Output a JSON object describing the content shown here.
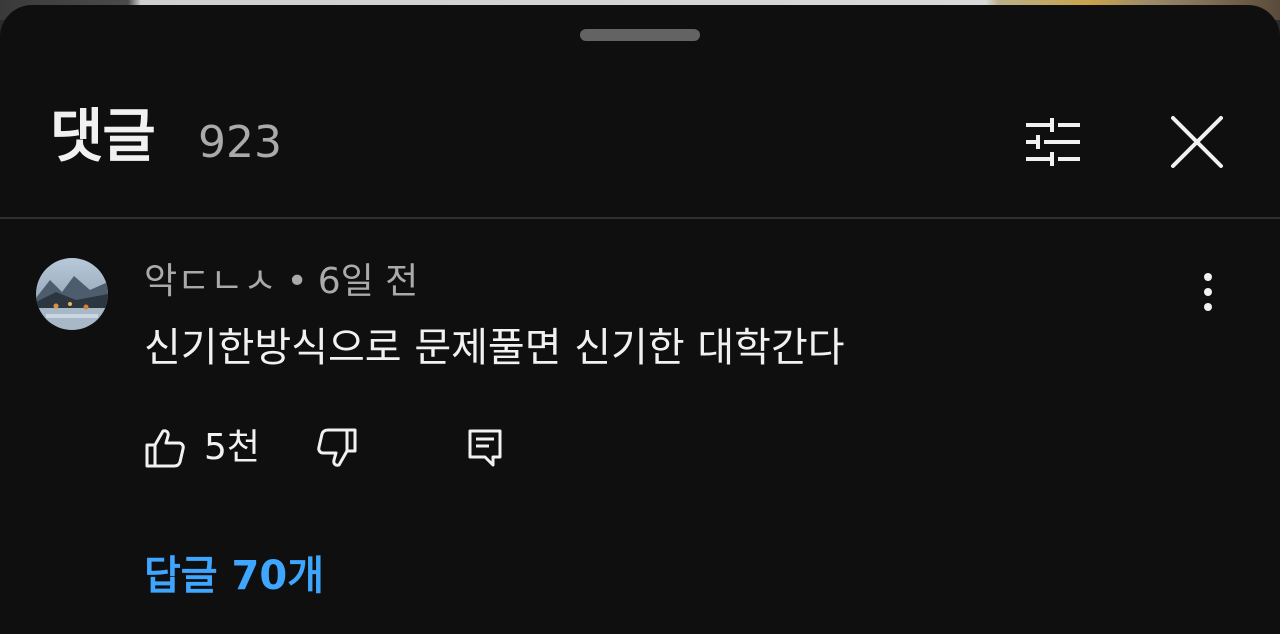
{
  "header": {
    "title": "댓글",
    "count": "923"
  },
  "icons": {
    "filter": "sliders-icon",
    "close": "close-icon",
    "more": "more-vert-icon",
    "like": "thumbs-up-icon",
    "dislike": "thumbs-down-icon",
    "reply": "comment-reply-icon"
  },
  "comment": {
    "author": "악ㄷㄴㅅ",
    "separator": "•",
    "time": "6일 전",
    "text": "신기한방식으로 문제풀면 신기한 대학간다",
    "likes": "5천",
    "replies_label": "답글 70개"
  },
  "colors": {
    "background": "#0f0f0f",
    "text_primary": "#f1f1f1",
    "text_secondary": "#aaaaaa",
    "link": "#3ea6ff"
  }
}
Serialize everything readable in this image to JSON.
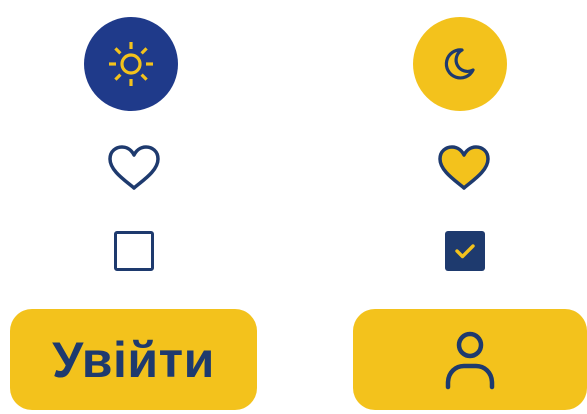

····················

- [Directions] Without the pictures, print the whole listing exactly as given.

- [Response to this exercise]
Output a JSON object describing the content shown here.
{
  "header": {
    "title": "댓글",
    "count": "923"
  },
  "icons": {
    "filter": "sliders-icon",
    "close": "close-icon",
    "more": "more-vert-icon",
    "like": "thumbs-up-icon",
    "dislike": "thumbs-down-icon",
    "reply": "comment-reply-icon"
  },
  "comment": {
    "author": "악ㄷㄴㅅ",
    "separator": "•",
    "time": "6일 전",
    "text": "신기한방식으로 문제풀면 신기한 대학간다",
    "likes": "5천",
    "replies_label": "답글 70개"
  },
  "colors": {
    "background": "#0f0f0f",
    "text_primary": "#f1f1f1",
    "text_secondary": "#aaaaaa",
    "link": "#3ea6ff"
  }
}
Serialize everything readable in this image to JSON.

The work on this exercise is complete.